Exercise details | Which lines below hold the word "hidrógeno"? Copy all of them.
━━ Recorded data
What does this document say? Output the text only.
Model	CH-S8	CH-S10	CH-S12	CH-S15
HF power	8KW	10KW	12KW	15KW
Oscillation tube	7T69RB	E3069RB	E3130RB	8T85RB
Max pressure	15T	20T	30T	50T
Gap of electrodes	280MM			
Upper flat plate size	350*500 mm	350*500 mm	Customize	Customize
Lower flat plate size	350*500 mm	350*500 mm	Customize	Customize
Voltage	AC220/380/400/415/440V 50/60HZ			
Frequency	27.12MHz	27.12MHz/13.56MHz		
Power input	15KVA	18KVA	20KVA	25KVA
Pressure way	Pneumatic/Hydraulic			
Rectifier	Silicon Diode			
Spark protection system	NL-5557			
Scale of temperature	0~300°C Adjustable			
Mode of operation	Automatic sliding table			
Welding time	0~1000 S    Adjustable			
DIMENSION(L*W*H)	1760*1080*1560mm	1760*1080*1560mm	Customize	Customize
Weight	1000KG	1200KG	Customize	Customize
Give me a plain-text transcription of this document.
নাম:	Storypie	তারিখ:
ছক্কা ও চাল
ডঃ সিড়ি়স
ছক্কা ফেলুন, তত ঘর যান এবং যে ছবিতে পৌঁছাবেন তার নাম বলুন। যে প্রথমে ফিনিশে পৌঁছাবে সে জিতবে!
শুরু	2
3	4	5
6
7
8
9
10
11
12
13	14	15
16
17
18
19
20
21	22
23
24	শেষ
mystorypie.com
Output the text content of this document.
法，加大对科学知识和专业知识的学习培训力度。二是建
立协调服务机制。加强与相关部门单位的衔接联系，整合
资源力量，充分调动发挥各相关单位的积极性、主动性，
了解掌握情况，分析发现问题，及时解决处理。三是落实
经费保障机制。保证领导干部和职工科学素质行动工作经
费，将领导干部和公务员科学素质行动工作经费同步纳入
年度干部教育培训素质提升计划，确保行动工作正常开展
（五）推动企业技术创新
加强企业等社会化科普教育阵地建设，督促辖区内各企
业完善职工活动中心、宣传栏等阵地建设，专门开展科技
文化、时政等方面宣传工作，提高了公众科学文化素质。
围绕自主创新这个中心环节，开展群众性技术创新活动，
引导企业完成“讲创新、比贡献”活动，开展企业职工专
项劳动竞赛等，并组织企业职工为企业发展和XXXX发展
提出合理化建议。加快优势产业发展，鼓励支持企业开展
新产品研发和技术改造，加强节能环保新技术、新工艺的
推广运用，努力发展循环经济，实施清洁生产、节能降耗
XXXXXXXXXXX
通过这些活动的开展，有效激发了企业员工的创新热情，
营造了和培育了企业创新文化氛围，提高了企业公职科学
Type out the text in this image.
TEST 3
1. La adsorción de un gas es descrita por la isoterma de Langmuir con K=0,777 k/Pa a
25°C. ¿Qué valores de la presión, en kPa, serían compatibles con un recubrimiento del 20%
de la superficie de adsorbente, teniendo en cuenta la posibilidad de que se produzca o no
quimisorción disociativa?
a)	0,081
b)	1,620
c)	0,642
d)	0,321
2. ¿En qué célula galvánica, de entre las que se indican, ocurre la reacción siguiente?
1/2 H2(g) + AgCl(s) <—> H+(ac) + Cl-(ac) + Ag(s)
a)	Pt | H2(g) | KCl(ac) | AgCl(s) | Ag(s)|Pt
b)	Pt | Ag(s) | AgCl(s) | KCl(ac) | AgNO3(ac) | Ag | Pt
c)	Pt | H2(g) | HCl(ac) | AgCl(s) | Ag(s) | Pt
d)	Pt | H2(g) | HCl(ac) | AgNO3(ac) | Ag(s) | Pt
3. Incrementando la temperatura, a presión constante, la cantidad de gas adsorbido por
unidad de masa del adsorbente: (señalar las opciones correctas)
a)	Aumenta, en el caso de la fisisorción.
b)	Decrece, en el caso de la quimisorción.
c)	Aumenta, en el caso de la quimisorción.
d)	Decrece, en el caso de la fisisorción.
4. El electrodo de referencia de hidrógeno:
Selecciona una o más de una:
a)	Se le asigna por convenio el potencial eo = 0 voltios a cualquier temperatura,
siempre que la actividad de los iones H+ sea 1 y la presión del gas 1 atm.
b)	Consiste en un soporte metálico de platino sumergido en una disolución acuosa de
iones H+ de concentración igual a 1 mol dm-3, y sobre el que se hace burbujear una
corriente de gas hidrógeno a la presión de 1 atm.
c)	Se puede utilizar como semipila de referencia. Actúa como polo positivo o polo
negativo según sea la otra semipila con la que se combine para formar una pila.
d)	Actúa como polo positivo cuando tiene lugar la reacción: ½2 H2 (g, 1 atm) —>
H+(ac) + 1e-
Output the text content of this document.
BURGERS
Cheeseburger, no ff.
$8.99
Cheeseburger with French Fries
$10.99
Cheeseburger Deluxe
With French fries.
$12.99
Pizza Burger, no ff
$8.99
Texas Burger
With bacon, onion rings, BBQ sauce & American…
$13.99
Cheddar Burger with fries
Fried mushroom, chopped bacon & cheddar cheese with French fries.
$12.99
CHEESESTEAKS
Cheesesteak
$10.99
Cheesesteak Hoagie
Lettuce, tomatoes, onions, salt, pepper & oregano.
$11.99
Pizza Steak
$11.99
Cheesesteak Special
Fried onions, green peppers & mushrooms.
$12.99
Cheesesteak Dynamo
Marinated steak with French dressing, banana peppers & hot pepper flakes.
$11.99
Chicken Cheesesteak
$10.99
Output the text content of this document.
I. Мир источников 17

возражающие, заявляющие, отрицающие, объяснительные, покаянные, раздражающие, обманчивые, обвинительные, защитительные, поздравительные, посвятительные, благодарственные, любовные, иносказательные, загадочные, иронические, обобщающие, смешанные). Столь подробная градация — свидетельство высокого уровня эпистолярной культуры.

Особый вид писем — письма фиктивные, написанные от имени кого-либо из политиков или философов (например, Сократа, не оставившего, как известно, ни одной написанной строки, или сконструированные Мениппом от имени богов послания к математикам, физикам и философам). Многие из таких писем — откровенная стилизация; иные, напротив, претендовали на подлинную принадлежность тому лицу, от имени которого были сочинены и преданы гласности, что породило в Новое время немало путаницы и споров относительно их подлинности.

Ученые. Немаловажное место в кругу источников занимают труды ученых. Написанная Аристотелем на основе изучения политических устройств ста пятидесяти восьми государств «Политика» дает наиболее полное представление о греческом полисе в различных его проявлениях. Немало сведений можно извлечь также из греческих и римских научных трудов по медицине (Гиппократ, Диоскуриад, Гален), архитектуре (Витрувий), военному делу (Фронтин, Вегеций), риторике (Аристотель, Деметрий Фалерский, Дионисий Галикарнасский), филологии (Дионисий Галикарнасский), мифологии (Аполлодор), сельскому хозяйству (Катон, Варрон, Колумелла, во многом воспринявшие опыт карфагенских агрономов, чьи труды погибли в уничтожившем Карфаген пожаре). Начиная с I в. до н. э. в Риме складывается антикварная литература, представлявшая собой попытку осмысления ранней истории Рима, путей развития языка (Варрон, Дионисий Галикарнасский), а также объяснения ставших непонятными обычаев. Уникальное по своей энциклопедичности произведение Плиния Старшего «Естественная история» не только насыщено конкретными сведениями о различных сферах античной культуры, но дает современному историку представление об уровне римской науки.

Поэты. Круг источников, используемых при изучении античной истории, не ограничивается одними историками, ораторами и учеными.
━━━━
Exercise solution |
4. El electrodo de referencia de hidrógeno:
corriente de gas hidrógeno a la presión de 1 atm.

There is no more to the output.